>> START

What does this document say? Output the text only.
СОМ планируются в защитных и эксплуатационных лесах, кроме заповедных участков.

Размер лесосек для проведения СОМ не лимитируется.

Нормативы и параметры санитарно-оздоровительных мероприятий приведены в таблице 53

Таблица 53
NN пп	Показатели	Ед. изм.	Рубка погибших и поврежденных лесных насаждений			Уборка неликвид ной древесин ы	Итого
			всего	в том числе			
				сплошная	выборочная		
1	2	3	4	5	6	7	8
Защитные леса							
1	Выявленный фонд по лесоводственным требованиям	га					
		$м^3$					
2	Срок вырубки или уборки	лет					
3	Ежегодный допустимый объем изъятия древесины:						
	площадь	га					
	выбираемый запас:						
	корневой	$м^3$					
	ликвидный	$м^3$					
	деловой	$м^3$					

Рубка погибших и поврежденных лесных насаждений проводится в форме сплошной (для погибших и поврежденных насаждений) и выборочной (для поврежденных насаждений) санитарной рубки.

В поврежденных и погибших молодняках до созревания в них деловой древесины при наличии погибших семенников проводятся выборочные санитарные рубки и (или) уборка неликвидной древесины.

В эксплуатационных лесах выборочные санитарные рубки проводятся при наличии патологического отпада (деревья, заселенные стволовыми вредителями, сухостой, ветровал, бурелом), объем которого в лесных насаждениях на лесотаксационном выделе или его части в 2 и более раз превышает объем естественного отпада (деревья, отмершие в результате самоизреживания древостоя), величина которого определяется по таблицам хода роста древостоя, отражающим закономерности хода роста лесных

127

>> END

§ EXERCISE OBJECTIVE:
Report how many lines include the word "лесах". Give nothing but the number.

§ RESULT OF THE TASK:
2